## What you need to do
Take each line that has the word "党委办公厅" and return it.

[Dataset records]
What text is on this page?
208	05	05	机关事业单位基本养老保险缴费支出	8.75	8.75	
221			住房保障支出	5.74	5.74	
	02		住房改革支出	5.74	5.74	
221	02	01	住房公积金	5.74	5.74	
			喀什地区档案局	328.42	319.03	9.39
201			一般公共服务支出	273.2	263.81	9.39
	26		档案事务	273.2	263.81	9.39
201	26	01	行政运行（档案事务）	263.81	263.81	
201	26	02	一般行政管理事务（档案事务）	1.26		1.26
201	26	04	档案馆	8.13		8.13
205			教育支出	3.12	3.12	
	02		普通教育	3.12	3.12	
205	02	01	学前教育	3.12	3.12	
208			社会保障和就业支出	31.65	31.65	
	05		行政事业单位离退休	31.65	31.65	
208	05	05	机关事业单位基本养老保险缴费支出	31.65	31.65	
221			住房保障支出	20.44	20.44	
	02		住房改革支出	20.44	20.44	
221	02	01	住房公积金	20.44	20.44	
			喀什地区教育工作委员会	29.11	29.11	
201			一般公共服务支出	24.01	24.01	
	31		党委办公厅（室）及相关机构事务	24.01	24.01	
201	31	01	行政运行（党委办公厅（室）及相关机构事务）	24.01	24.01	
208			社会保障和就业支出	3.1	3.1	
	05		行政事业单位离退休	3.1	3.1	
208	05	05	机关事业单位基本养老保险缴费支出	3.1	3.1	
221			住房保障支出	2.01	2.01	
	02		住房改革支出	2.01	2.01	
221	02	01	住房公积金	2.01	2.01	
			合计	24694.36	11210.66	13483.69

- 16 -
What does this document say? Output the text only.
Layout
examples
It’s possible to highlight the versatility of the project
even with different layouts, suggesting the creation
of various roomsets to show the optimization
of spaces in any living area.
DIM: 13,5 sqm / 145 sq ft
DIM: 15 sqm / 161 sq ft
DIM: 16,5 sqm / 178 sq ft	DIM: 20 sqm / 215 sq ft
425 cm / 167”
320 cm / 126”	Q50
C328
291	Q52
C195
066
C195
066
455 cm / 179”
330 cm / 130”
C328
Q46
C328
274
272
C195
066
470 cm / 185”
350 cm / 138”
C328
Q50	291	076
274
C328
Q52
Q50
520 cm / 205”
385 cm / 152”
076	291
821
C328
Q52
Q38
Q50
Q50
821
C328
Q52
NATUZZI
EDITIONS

## Written reply
	31		党委办公厅（室）及相关机构事务	24.01	24.01	
201	31	01	行政运行（党委办公厅（室）及相关机构事务）	24.01	24.01	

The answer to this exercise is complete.